▸ Task instructions: Your task is to extract every line from the material below exactly.

▸ Records supplied:
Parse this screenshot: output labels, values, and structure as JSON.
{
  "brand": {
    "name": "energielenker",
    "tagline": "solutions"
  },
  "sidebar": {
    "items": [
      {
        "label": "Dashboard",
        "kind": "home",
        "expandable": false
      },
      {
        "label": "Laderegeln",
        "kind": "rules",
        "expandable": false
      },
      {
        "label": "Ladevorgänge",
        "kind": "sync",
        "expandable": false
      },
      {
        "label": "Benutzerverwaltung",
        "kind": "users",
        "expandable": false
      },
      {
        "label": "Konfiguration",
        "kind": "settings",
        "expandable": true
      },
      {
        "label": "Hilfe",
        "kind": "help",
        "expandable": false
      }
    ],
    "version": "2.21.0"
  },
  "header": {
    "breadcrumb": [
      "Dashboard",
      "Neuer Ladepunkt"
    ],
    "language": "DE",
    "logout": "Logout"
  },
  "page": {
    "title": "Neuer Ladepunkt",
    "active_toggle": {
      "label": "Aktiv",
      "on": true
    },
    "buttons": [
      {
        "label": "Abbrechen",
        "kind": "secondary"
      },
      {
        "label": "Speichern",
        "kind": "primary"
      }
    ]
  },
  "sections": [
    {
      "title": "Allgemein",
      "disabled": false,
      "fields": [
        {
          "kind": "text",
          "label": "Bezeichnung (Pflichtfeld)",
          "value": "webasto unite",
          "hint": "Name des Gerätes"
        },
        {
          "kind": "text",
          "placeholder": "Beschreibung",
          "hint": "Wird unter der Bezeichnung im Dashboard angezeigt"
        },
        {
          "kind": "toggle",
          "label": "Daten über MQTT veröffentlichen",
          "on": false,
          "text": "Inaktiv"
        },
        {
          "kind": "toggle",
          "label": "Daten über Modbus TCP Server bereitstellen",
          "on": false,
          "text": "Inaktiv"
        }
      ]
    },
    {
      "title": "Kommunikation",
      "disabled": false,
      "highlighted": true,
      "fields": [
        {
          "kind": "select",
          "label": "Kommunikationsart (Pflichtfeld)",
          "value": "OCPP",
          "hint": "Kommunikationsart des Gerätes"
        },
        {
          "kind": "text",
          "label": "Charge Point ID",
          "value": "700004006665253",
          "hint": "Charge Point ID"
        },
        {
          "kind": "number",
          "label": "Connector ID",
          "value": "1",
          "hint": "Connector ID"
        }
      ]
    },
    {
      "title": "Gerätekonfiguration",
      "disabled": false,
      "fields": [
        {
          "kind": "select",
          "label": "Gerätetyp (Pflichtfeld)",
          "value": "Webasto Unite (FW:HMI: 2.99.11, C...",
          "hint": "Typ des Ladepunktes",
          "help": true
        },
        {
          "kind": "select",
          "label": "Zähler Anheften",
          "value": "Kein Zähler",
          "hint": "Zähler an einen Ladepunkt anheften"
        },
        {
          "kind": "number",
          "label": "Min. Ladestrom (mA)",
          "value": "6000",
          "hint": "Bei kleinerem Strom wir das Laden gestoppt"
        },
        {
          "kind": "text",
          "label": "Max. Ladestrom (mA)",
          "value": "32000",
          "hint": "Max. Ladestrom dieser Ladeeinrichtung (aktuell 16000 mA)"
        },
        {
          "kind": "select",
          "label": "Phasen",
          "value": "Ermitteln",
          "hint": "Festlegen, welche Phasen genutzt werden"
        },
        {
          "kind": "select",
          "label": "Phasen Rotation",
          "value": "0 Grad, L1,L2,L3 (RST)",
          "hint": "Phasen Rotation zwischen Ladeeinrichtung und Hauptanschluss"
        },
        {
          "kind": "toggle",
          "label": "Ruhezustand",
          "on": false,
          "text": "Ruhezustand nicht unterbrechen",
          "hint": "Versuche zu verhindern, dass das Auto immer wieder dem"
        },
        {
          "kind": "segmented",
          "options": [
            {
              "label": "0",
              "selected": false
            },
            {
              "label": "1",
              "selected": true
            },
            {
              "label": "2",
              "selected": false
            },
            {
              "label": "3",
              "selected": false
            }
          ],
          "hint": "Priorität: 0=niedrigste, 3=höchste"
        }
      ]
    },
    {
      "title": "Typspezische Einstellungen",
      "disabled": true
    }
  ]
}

▸ Complete output:
Parse this screenshot: output labels, values, and structure as JSON.
{
  "brand": {
    "name": "energielenker",
    "tagline": "solutions"
  },
  "sidebar": {
    "items": [
      {
        "label": "Dashboard",
        "kind": "home",
        "expandable": false
      },
      {
        "label": "Laderegeln",
        "kind": "rules",
        "expandable": false
      },
      {
        "label": "Ladevorgänge",
        "kind": "sync",
        "expandable": false
      },
      {
        "label": "Benutzerverwaltung",
        "kind": "users",
        "expandable": false
      },
      {
        "label": "Konfiguration",
        "kind": "settings",
        "expandable": true
      },
      {
        "label": "Hilfe",
        "kind": "help",
        "expandable": false
      }
    ],
    "version": "2.21.0"
  },
  "header": {
    "breadcrumb": [
      "Dashboard",
      "Neuer Ladepunkt"
    ],
    "language": "DE",
    "logout": "Logout"
  },
  "page": {
    "title": "Neuer Ladepunkt",
    "active_toggle": {
      "label": "Aktiv",
      "on": true
    },
    "buttons": [
      {
        "label": "Abbrechen",
        "kind": "secondary"
      },
      {
        "label": "Speichern",
        "kind": "primary"
      }
    ]
  },
  "sections": [
    {
      "title": "Allgemein",
      "disabled": false,
      "fields": [
        {
          "kind": "text",
          "label": "Bezeichnung (Pflichtfeld)",
          "value": "webasto unite",
          "hint": "Name des Gerätes"
        },
        {
          "kind": "text",
          "placeholder": "Beschreibung",
          "hint": "Wird unter der Bezeichnung im Dashboard angezeigt"
        },
        {
          "kind": "toggle",
          "label": "Daten über MQTT veröffentlichen",
          "on": false,
          "text": "Inaktiv"
        },
        {
          "kind": "toggle",
          "label": "Daten über Modbus TCP Server bereitstellen",
          "on": false,
          "text": "Inaktiv"
        }
      ]
    },
    {
      "title": "Kommunikation",
      "disabled": false,
      "highlighted": true,
      "fields": [
        {
          "kind": "select",
          "label": "Kommunikationsart (Pflichtfeld)",
          "value": "OCPP",
          "hint": "Kommunikationsart des Gerätes"
        },
        {
          "kind": "text",
          "label": "Charge Point ID",
          "value": "700004006665253",
          "hint": "Charge Point ID"
        },
        {
          "kind": "number",
          "label": "Connector ID",
          "value": "1",
          "hint": "Connector ID"
        }
      ]
    },
    {
      "title": "Gerätekonfiguration",
      "disabled": false,
      "fields": [
        {
          "kind": "select",
          "label": "Gerätetyp (Pflichtfeld)",
          "value": "Webasto Unite (FW:HMI: 2.99.11, C...",
          "hint": "Typ des Ladepunktes",
          "help": true
        },
        {
          "kind": "select",
          "label": "Zähler Anheften",
          "value": "Kein Zähler",
          "hint": "Zähler an einen Ladepunkt anheften"
        },
        {
          "kind": "number",
          "label": "Min. Ladestrom (mA)",
          "value": "6000",
          "hint": "Bei kleinerem Strom wir das Laden gestoppt"
        },
        {
          "kind": "text",
          "label": "Max. Ladestrom (mA)",
          "value": "32000",
          "hint": "Max. Ladestrom dieser Ladeeinrichtung (aktuell 16000 mA)"
        },
        {
          "kind": "select",
          "label": "Phasen",
          "value": "Ermitteln",
          "hint": "Festlegen, welche Phasen genutzt werden"
        },
        {
          "kind": "select",
          "label": "Phasen Rotation",
          "value": "0 Grad, L1,L2,L3 (RST)",
          "hint": "Phasen Rotation zwischen Ladeeinrichtung und Hauptanschluss"
        },
        {
          "kind": "toggle",
          "label": "Ruhezustand",
          "on": false,
          "text": "Ruhezustand nicht unterbrechen",
          "hint": "Versuche zu verhindern, dass das Auto immer wieder dem"
        },
        {
          "kind": "segmented",
          "options": [
            {
              "label": "0",
              "selected": false
            },
            {
              "label": "1",
              "selected": true
            },
            {
              "label": "2",
              "selected": false
            },
            {
              "label": "3",
              "selected": false
            }
          ],
          "hint": "Priorität: 0=niedrigste, 3=höchste"
        }
      ]
    },
    {
      "title": "Typspezische Einstellungen",
      "disabled": true
    }
  ]
}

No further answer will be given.